* [Your goal]
Quote all of the data that follows exactly as written, skipping the images.

>>>

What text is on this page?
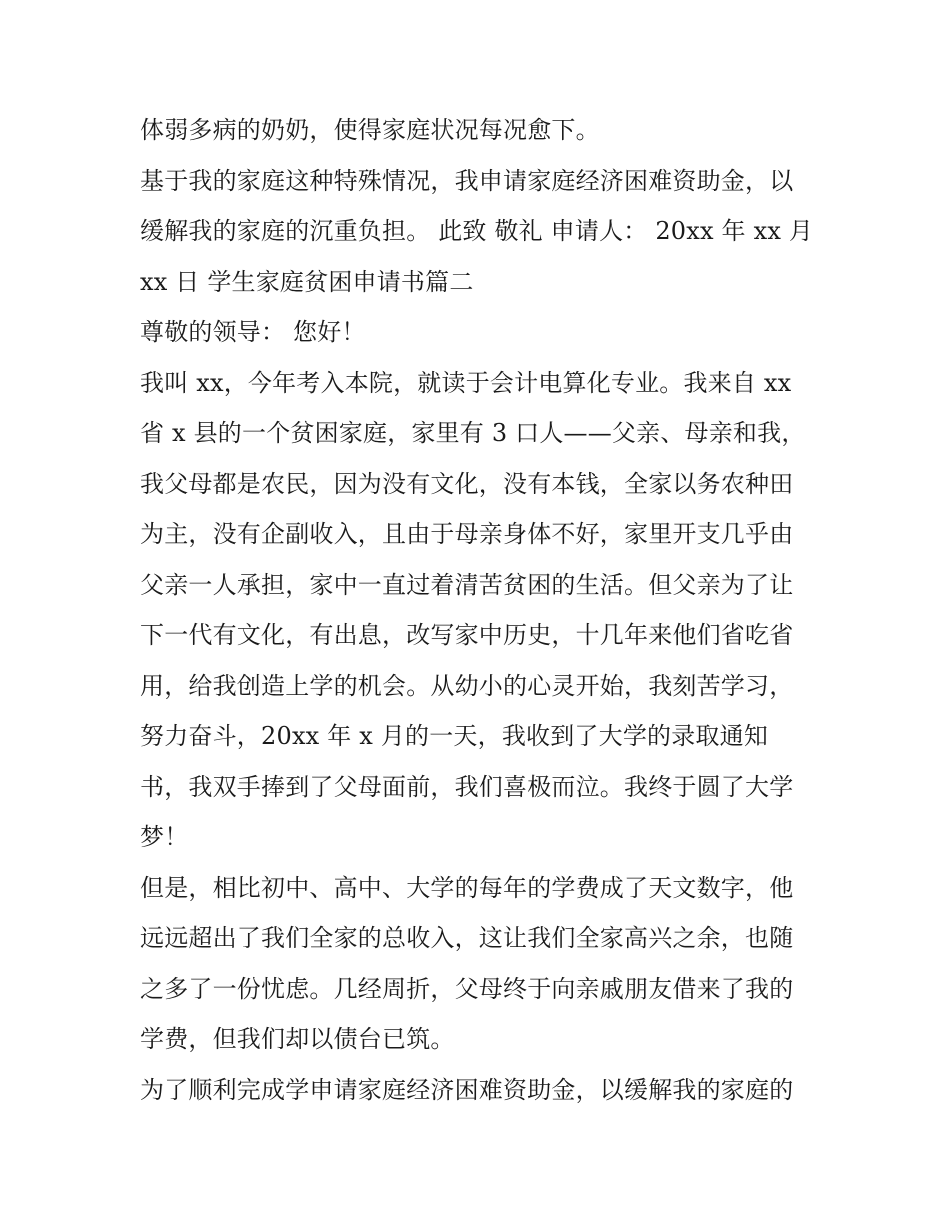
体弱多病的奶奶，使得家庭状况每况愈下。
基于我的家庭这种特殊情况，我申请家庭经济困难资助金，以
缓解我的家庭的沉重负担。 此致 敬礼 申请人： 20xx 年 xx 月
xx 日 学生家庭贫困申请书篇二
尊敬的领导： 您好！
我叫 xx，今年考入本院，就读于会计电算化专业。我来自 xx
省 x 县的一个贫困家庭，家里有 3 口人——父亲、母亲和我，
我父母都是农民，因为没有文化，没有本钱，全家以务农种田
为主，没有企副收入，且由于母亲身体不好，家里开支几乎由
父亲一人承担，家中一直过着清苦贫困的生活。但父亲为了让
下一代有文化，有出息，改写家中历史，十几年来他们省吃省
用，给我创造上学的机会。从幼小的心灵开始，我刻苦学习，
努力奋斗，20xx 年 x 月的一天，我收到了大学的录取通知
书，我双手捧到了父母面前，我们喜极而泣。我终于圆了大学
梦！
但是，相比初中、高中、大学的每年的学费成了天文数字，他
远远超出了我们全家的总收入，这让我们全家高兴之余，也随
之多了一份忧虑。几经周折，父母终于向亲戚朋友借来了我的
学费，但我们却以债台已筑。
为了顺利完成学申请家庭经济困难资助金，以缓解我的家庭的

<<<

* [Written solution]
What text is on this page?
体弱多病的奶奶，使得家庭状况每况愈下。
基于我的家庭这种特殊情况，我申请家庭经济困难资助金，以
缓解我的家庭的沉重负担。 此致 敬礼 申请人： 20xx 年 xx 月
xx 日 学生家庭贫困申请书篇二
尊敬的领导： 您好！
我叫 xx，今年考入本院，就读于会计电算化专业。我来自 xx
省 x 县的一个贫困家庭，家里有 3 口人——父亲、母亲和我，
我父母都是农民，因为没有文化，没有本钱，全家以务农种田
为主，没有企副收入，且由于母亲身体不好，家里开支几乎由
父亲一人承担，家中一直过着清苦贫困的生活。但父亲为了让
下一代有文化，有出息，改写家中历史，十几年来他们省吃省
用，给我创造上学的机会。从幼小的心灵开始，我刻苦学习，
努力奋斗，20xx 年 x 月的一天，我收到了大学的录取通知
书，我双手捧到了父母面前，我们喜极而泣。我终于圆了大学
梦！
但是，相比初中、高中、大学的每年的学费成了天文数字，他
远远超出了我们全家的总收入，这让我们全家高兴之余，也随
之多了一份忧虑。几经周折，父母终于向亲戚朋友借来了我的
学费，但我们却以债台已筑。
为了顺利完成学申请家庭经济困难资助金，以缓解我的家庭的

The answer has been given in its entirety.